EXERCISE DETAILS: Copy every line of the entries that includes the word "than".

ROWS:
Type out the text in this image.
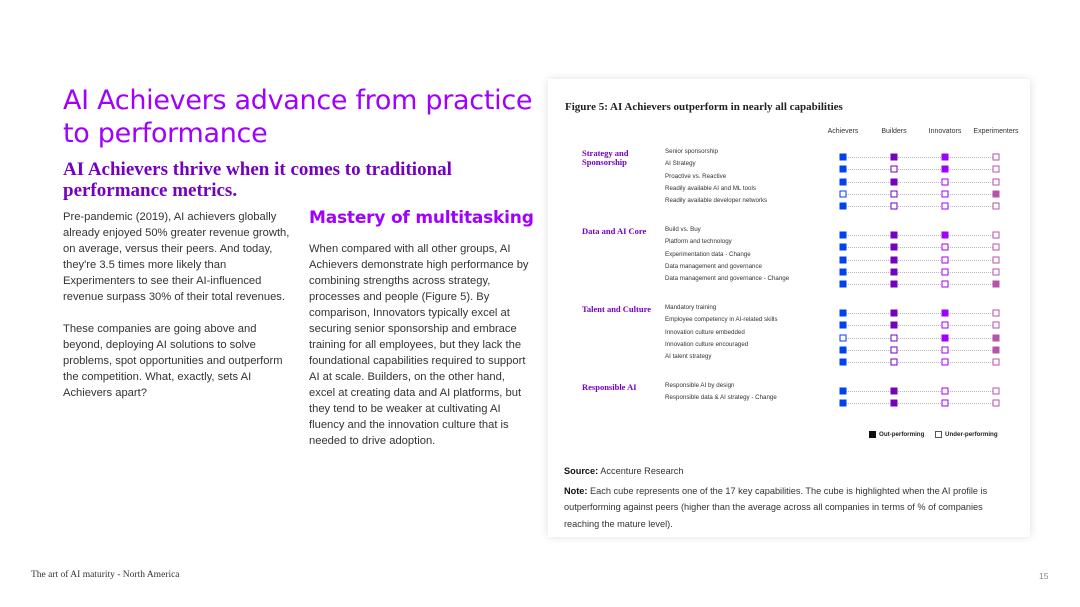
AI Achievers advance from practice to performance
AI Achievers thrive when it comes to traditional performance metrics.

Pre-pandemic (2019), AI achievers globally already enjoyed 50% greater revenue growth, on average, versus their peers. And today, they're 3.5 times more likely than Experimenters to see their AI-influenced revenue surpass 30% of their total revenues.

These companies are going above and beyond, deploying AI solutions to solve problems, spot opportunities and outperform the competition. What, exactly, sets AI Achievers apart?

Mastery of multitasking

When compared with all other groups, AI Achievers demonstrate high performance by combining strengths across strategy, processes and people (Figure 5). By comparison, Innovators typically excel at securing senior sponsorship and embrace training for all employees, but they lack the foundational capabilities required to support AI at scale. Builders, on the other hand, excel at creating data and AI platforms, but they tend to be weaker at cultivating AI fluency and the innovation culture that is needed to drive adoption.

Figure 5: AI Achievers outperform in nearly all capabilities
Achievers	Builders	Innovators Experimenters
Strategy and Sponsorship
Senior sponsorship
AI Strategy
Proactive vs. Reactive
Readily available AI and ML tools
Readily available developer networks
Data and AI Core	Build vs. Buy
Platform and technology
Experimentation data - Change
Data management and governance
Data management and governance - Change
Talent and Culture Mandatory training
Employee competency in AI-related skills
Innovation culture embedded
Innovation culture encouraged
AI talent strategy
Responsible AI	Responsible AI by design
Responsible data & AI strategy - Change
Out-performing	Under-performing

Source: Accenture Research

Note: Each cube represents one of the 17 key capabilities. The cube is highlighted when the AI profile is outperforming against peers (higher than the average across all companies in terms of % of companies reaching the mature level).

The art of AI maturity - North America	15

RESULT BELOW:
Pre-pandemic (2019), AI achievers globally already enjoyed 50% greater revenue growth, on average, versus their peers. And today, they're 3.5 times more likely than Experimenters to see their AI-influenced revenue surpass 30% of their total revenues.
Note: Each cube represents one of the 17 key capabilities. The cube is highlighted when the AI profile is outperforming against peers (higher than the average across all companies in terms of % of companies reaching the mature level).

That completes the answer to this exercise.